» Dataset records:
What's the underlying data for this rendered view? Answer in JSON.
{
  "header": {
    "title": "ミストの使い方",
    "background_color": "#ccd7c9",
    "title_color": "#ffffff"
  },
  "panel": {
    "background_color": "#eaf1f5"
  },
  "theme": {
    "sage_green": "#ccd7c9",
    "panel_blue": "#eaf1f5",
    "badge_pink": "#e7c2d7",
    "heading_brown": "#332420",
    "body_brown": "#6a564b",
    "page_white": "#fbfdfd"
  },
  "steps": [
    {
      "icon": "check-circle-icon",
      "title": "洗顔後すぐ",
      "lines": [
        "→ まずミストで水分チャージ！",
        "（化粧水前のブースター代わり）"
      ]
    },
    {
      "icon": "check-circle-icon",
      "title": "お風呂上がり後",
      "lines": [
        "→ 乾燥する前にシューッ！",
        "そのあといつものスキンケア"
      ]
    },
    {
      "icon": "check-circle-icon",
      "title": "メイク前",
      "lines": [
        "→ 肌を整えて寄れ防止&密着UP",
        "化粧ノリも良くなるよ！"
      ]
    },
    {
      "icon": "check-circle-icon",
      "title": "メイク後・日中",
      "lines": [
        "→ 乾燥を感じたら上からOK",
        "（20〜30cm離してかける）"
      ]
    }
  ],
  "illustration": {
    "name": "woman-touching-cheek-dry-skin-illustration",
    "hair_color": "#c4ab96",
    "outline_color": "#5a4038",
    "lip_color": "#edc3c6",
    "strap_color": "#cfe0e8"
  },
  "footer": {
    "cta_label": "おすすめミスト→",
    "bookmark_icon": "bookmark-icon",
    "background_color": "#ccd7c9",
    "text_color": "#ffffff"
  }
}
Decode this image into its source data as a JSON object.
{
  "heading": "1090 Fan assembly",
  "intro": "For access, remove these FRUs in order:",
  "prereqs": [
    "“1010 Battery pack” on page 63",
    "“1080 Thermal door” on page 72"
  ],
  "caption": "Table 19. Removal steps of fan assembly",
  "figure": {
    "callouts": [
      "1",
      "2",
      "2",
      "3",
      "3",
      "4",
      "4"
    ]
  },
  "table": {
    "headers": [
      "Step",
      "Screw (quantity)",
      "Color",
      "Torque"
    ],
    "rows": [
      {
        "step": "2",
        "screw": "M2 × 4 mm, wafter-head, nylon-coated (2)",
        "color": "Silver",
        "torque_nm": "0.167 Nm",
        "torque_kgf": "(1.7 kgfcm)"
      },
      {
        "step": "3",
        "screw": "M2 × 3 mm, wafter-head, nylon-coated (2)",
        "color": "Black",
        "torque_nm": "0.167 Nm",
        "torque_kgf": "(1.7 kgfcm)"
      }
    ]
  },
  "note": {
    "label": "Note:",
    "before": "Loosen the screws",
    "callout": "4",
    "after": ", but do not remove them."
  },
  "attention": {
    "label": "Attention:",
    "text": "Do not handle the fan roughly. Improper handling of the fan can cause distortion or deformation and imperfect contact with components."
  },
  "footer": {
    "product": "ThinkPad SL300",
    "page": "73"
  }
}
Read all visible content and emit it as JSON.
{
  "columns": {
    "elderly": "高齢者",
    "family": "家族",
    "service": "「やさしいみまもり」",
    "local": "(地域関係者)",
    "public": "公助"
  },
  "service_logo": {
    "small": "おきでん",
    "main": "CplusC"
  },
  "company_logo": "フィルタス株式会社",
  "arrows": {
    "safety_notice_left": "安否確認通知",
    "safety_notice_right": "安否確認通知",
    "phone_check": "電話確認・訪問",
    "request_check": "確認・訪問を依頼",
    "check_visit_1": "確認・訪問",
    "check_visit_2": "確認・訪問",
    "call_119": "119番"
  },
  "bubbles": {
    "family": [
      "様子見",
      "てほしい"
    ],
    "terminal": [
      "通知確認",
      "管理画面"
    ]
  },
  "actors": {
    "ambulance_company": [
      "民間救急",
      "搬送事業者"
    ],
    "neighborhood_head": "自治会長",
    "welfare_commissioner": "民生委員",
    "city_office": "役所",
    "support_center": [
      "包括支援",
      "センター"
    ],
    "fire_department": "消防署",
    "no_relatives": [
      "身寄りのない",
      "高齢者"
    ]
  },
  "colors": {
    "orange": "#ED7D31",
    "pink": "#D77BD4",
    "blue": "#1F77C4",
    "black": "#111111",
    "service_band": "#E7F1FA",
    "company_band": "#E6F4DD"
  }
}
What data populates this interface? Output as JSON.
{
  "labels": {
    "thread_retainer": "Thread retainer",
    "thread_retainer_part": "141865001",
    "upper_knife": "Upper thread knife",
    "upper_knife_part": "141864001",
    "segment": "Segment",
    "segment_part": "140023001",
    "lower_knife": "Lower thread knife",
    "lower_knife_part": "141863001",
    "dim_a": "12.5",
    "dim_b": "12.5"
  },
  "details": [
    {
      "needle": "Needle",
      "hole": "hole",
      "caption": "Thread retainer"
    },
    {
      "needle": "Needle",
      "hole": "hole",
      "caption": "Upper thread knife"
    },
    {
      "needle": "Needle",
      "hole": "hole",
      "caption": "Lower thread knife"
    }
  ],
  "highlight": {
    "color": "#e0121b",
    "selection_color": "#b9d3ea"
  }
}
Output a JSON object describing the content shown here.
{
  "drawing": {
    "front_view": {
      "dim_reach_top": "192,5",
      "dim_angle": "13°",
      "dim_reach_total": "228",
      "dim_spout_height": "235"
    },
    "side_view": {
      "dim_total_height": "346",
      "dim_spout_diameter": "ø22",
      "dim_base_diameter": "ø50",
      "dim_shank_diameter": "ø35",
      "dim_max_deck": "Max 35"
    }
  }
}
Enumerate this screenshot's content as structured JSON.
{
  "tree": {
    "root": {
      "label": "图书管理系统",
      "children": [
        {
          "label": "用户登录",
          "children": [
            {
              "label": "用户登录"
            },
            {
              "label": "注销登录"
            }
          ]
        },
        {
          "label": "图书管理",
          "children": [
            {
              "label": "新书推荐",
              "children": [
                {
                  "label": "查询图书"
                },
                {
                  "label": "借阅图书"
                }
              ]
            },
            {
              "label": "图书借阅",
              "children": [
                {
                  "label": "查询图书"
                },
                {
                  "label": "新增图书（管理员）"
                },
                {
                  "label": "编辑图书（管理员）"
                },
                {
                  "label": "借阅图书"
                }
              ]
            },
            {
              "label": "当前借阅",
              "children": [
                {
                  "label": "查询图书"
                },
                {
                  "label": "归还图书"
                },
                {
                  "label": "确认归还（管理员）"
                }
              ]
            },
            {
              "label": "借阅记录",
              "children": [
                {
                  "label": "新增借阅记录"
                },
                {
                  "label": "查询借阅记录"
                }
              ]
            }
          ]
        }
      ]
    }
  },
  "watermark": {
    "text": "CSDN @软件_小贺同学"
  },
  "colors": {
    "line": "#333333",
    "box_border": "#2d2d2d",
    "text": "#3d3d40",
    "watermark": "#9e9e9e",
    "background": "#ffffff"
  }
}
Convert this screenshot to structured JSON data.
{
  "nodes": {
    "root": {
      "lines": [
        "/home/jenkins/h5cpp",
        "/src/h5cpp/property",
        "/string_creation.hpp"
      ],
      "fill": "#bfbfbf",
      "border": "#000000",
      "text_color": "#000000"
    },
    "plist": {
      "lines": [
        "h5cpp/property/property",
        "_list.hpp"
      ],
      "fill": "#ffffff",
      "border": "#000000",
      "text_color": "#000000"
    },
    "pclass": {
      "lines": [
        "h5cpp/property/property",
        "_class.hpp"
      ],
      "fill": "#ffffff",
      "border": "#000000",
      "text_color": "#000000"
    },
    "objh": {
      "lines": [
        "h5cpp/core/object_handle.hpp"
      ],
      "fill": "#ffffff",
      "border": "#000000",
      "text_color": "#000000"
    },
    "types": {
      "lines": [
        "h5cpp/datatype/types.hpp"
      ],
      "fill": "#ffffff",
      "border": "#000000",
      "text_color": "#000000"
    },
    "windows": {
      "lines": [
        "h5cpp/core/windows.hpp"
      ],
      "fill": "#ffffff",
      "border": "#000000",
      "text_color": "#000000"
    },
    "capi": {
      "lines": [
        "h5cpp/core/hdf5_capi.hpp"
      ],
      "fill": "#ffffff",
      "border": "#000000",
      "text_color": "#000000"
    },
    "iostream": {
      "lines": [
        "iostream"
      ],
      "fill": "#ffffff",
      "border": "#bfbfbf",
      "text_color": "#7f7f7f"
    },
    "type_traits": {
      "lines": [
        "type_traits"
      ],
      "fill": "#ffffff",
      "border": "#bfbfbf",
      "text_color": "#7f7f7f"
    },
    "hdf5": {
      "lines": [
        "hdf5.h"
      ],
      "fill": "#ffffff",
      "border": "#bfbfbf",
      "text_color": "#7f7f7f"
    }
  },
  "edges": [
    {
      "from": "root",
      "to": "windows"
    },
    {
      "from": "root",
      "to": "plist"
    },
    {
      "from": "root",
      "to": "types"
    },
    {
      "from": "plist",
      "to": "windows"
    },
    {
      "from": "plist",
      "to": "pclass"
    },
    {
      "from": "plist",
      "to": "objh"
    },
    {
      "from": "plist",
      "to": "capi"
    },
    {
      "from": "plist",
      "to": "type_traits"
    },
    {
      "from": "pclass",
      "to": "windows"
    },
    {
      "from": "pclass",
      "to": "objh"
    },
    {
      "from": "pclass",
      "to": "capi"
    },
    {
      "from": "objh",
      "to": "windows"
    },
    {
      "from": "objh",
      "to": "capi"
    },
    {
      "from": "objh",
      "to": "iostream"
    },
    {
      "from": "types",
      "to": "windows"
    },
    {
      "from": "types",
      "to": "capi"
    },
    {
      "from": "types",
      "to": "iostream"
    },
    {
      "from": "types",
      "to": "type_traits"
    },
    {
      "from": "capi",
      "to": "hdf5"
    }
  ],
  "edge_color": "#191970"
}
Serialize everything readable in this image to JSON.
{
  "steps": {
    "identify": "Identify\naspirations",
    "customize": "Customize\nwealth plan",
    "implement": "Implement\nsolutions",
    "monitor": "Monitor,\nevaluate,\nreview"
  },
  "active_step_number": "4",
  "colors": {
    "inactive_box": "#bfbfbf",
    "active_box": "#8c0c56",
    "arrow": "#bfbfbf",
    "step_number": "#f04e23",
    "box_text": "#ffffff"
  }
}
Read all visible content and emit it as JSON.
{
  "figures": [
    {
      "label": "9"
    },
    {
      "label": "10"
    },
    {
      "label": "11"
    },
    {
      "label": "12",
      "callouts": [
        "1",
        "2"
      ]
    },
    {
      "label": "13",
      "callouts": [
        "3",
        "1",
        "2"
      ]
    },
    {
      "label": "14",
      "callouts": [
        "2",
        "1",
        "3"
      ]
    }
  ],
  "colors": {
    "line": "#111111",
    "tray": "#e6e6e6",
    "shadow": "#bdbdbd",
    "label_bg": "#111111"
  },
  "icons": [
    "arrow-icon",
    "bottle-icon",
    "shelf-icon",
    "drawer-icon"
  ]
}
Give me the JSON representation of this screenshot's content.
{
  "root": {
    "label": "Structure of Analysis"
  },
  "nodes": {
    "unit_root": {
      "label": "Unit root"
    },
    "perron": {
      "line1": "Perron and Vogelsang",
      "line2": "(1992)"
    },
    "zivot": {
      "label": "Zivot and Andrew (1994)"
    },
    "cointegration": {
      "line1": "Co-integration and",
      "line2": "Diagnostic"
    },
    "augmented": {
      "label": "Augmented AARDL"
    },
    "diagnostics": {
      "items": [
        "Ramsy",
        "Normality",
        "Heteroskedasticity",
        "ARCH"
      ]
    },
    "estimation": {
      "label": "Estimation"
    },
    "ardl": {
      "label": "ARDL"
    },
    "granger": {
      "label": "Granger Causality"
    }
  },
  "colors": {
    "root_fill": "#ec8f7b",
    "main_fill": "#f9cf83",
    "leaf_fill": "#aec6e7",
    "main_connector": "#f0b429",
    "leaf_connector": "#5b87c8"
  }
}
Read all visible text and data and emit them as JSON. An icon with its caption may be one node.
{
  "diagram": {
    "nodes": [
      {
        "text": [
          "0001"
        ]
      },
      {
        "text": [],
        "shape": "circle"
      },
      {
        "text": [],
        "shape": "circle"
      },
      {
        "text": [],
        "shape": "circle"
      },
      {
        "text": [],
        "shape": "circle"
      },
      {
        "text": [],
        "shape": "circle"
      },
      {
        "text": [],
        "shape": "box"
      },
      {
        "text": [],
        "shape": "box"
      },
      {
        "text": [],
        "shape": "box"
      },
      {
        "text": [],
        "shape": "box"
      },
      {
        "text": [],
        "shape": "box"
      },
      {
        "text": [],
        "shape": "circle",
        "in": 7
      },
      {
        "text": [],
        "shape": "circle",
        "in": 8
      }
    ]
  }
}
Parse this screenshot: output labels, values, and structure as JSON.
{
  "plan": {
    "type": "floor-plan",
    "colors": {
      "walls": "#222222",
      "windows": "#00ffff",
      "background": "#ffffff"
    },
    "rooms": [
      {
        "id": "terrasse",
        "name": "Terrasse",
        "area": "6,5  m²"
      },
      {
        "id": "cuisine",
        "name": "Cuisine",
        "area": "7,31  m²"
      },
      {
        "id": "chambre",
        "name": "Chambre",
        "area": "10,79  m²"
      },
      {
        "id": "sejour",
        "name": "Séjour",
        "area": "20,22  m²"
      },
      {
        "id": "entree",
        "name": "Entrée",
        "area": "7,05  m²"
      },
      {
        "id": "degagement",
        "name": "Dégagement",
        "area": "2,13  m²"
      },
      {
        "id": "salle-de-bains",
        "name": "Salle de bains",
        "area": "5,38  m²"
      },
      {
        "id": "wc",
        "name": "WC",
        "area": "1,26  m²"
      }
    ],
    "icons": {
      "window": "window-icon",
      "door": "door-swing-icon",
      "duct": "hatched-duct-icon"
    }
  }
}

» Exercise requirements:
In the entries above, find lines with "iostream" and copy each.

» Completed exercise:
    "iostream": {
        "iostream"
      "to": "iostream"
      "to": "iostream"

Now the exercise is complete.